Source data
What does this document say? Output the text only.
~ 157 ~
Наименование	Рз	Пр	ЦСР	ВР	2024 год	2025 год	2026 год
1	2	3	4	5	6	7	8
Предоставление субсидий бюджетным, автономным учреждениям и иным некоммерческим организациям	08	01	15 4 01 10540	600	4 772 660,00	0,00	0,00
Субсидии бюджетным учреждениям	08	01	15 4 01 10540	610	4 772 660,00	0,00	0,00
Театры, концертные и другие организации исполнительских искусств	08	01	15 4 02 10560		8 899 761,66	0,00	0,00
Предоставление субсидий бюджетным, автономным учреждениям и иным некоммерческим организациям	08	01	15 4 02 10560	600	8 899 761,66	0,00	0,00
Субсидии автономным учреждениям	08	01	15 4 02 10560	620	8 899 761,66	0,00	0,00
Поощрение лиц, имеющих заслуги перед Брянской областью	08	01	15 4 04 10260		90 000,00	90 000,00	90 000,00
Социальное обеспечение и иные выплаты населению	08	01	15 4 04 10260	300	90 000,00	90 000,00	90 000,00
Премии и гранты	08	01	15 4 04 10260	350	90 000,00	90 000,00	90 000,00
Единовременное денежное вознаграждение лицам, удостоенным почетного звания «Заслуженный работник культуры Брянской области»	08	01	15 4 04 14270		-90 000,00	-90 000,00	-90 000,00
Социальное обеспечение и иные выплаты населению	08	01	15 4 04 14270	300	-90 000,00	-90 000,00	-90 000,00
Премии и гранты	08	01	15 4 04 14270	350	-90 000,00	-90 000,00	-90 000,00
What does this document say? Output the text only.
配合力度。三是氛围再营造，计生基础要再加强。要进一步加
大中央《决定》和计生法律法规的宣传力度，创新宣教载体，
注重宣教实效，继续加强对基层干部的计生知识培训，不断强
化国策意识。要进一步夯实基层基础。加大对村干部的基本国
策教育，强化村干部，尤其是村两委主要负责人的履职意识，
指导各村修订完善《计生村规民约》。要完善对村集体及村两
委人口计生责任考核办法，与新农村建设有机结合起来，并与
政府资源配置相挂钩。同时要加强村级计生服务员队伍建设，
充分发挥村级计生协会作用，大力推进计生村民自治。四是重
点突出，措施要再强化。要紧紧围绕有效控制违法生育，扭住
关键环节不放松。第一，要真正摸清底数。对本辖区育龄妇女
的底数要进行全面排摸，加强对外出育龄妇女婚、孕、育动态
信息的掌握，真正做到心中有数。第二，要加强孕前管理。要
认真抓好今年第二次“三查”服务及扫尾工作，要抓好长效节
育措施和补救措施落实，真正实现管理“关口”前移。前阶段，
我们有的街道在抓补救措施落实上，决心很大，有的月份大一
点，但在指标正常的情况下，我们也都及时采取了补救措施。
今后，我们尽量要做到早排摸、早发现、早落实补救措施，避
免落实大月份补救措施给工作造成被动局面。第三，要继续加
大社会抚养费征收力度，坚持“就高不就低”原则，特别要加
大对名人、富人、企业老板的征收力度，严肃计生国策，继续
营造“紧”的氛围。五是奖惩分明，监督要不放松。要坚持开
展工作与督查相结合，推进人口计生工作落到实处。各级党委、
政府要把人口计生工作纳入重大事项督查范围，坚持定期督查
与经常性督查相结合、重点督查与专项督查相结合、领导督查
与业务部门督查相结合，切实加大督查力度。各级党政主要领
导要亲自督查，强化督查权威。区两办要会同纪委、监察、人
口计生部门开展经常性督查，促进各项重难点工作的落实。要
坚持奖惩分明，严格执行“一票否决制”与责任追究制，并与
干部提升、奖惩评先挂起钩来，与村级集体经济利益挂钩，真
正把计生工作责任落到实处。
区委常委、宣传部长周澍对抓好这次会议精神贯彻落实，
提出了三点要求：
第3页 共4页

GIVEN INSTRUCTION
Identify and copy the lines holding the word "субсидий".

REPLY TO THE EXERCISE
Предоставление субсидий бюджетным, автономным учреждениям и иным некоммерческим организациям	08	01	15 4 01 10540	600	4 772 660,00	0,00	0,00
Предоставление субсидий бюджетным, автономным учреждениям и иным некоммерческим организациям	08	01	15 4 02 10560	600	8 899 761,66	0,00	0,00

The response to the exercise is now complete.